• Exercise 1: Decide whether each statement below agrees with the excerpt on RBC's Asia strategy, answering yes or no and quoting the words of the excerpt that settle it. (a) RBC operates in 29 countries. (b) Candidates for relationship manager roles speak to three or four people at the bank. (c) Azim has been with the bank for 18 years.

***** Excerpt

A Quiet Giant’s Asia strategy

Globally, RBC operates in 29 countries, serves 19 million clients, and ranks as the 11th largest bank in the world by market capitalisation. In Asia-Pacific, its presence spans Singapore, Hong Kong, China, Japan, Australia, and a shared services hub in Putrajaya, Malaysia. The wealth management division oversees close to CAD5 trillion (USD3.624 trillion) in assets under administration, supported by approximately 6,000 advisers across North America, Europe, and Asia.

“Our wealth business is expanding here and we’re marking 50 years in Singapore this year,” says Azim. “We are organically growing the platform by hiring the right relationship managers, scaling assets under administration, and enhancing the product, credit and onboarding experience across the region.”

The firm’s Asia strategy focuses on markets such as Hong Kong, mainland China, Taiwan, Singapore, Malaysia, Thailand, Indonesia and the Philippines. Core booking centres in Singapore and Hong Kong are critical due to their legal frameworks, regulatory clarity, and status as international financial hubs.

A strong counterparty, a deeper bench

From an institutional perspective, RBC is a compelling counterparty. It maintains a double-A credit rating, is classified as a global systemically important bank (G-SIB), and operates with a risk and governance framework that Azim says resonates with both clients and advisers.

“Being G-SIB classified sends a strong message about our stability and oversight,” he explains. “It means we’re held to the highest standards globally.”

The bank also maintains trust companies in Singapore, the Channel Islands, and the United States, with a bank-owned trust company in Singapore serving as a regional anchor.

Not just another RM role: A career platform

Azim places significant emphasis on team building and adviser support. RBC’s approach to relationship manager (RM) recruitment is deliberately rigorous. “We interview them thoroughly; they speak to six or seven of us. It’s a two-way process so that we truly understand each other,” he notes.

Once on board, RMs receive comprehensive onboarding and ongoing support from sales managers, business heads and product specialists. “We don’t just hand them a stack of documents and expect them to figure it out. They’re surrounded by a team from day one.”

This long-term mindset reflects Azim’s own tenure, 18 years with the bank, and that of his leadership team.

Platform depth: Discretionary, credit and trust

RBC’s investment platform combines in-house discretionary portfolio management, anchored by a global portfolio advisory committee, with bespoke regional views developed in Asia. The discretionary offerings are deployed locally and integrated into broader global advisory models.

On the credit side, RBC deploys its balance sheet selectively, offering Lombard lending, structured solutions, and mortgages across Canada, Singapore and Hong Kong for eligible HNW and UHNW clients. “We lend with prudence but with confidence,” Azim explains. “And we support our clients through the decision-making process.”

Trust and succession planning also remain central pillars. “Our strength lies in discovery-led planning,” he adds. “We help clients navigate global family structures through our trust and wealth planning capabilities.”

Outperformance and opportunistic thinking

Azim notes that RBC’s discretionary portfolios recently outperformed peers and benchmarks following a timely call to maintain equal weight on equities. “That was post-liberation day,” he recalls. “Not everyone on the street made that call. It shows that we don’t just follow consensus, we think independently.”

**********
***** Stored rows

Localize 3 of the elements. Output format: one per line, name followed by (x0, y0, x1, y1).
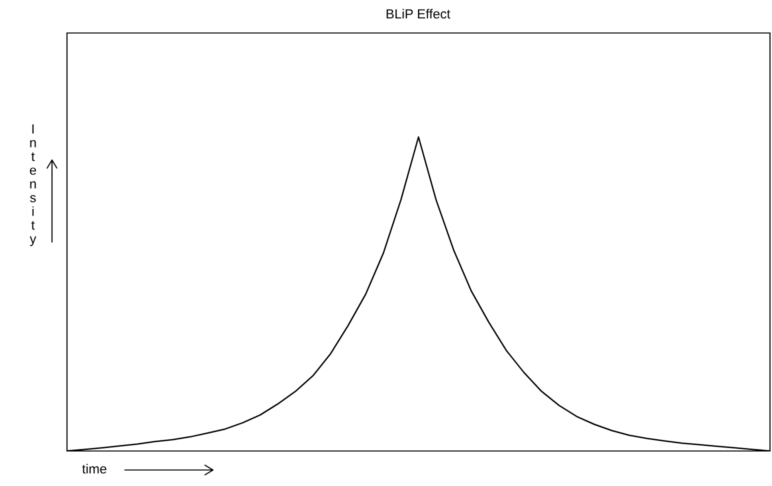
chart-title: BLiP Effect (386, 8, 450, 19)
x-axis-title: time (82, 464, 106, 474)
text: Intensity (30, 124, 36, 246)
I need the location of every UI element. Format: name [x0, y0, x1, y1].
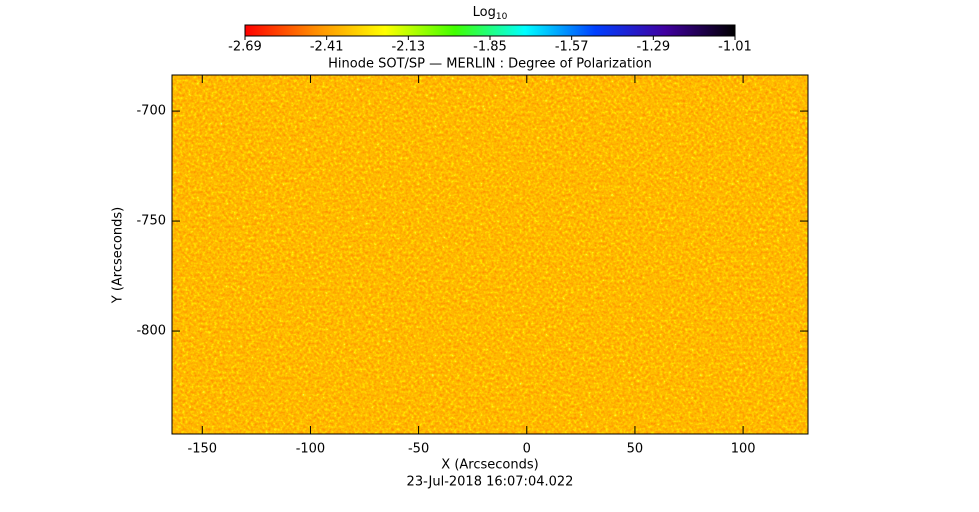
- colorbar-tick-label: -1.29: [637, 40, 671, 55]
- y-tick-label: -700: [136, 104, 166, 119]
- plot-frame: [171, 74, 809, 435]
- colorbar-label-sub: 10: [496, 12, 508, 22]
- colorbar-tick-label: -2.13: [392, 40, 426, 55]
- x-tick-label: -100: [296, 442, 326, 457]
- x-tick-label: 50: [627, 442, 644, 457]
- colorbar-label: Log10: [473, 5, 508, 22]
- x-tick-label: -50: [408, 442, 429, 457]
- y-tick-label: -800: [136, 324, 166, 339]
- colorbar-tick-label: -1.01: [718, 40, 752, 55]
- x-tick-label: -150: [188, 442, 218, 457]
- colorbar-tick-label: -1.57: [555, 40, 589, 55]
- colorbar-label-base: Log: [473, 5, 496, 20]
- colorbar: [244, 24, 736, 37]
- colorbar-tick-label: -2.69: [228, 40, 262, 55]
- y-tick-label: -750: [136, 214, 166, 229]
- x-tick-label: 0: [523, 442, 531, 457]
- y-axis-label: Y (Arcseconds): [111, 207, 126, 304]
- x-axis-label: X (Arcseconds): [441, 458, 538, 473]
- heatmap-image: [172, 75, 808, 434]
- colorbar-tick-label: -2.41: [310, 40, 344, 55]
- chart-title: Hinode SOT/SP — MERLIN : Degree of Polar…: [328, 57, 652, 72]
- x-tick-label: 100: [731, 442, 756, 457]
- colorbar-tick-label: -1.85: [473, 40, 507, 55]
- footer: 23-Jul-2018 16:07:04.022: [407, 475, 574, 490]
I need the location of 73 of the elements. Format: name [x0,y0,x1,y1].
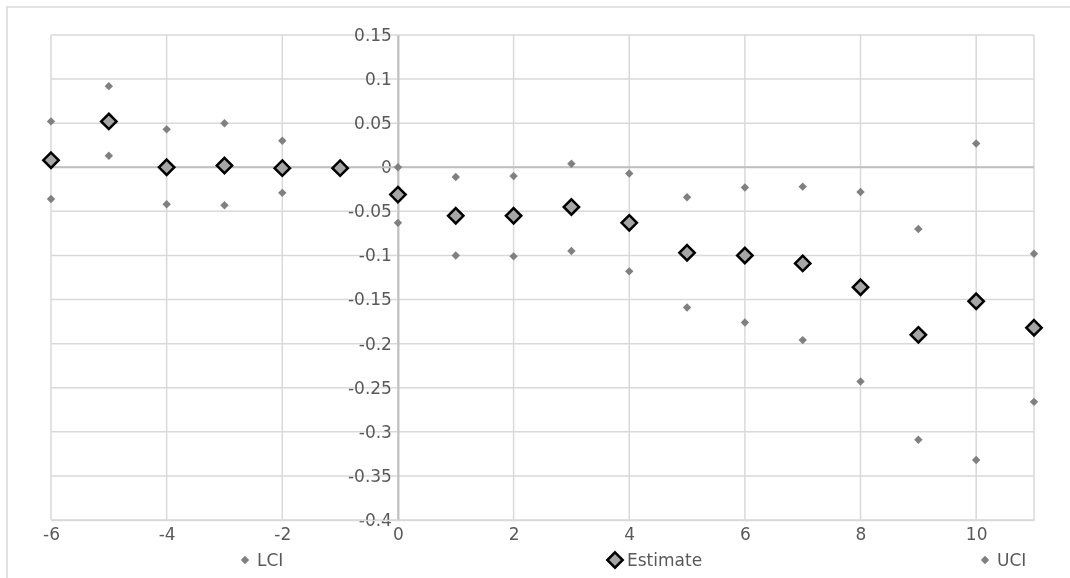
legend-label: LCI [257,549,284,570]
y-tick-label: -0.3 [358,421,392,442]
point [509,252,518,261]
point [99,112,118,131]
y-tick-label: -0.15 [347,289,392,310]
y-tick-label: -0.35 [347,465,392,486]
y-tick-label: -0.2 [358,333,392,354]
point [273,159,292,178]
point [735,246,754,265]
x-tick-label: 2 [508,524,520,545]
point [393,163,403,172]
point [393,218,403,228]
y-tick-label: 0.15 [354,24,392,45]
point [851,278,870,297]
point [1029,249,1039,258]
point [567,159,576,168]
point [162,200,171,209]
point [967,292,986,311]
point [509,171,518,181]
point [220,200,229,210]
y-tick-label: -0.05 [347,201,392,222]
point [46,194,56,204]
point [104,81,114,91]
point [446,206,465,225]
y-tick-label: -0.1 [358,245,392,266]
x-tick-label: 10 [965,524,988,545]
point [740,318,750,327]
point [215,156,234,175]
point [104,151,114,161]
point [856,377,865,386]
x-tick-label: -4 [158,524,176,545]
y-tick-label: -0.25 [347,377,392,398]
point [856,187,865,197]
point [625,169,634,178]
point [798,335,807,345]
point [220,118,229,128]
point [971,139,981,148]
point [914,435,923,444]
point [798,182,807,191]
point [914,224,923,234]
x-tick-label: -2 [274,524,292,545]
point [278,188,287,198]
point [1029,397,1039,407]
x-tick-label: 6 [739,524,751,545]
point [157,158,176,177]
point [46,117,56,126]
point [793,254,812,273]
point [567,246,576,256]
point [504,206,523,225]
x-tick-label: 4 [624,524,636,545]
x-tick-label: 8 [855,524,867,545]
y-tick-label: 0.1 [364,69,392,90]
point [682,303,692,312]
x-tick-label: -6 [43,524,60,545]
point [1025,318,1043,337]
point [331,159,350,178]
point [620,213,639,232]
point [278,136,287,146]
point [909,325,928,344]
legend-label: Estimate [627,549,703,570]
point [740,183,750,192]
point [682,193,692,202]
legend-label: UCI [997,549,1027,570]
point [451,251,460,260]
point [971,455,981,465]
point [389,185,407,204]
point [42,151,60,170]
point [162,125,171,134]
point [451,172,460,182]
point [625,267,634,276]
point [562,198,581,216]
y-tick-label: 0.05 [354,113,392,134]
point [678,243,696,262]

**********

• Exercise 2: Quote, without changes, the part of the entries that opens with the line containing "- colorbar-tick-label: -1.29: [637, 40, 671, 55]" and closes with the line containing "- colorbar: [244, 24, 736, 37]", including both of those lines.

• Complete output 1:
(a) Yes: "Globally, RBC operates in 29 countries"
(b) No: "they speak to six or seven of us"
(c) Yes: "18 years with the bank"

• Complete output 2:
- colorbar-tick-label: -1.29: [637, 40, 671, 55]
- y-tick-label: -700: [136, 104, 166, 119]
- plot-frame: [171, 74, 809, 435]
- colorbar-label-sub: 10: [496, 12, 508, 22]
- colorbar-tick-label: -2.13: [392, 40, 426, 55]
- x-tick-label: -100: [296, 442, 326, 457]
- x-tick-label: 50: [627, 442, 644, 457]
- colorbar-label: Log10: [473, 5, 508, 22]
- x-tick-label: -50: [408, 442, 429, 457]
- y-tick-label: -800: [136, 324, 166, 339]
- colorbar-tick-label: -1.01: [718, 40, 752, 55]
- x-tick-label: -150: [188, 442, 218, 457]
- colorbar-tick-label: -1.57: [555, 40, 589, 55]
- colorbar-label-base: Log: [473, 5, 496, 20]
- colorbar: [244, 24, 736, 37]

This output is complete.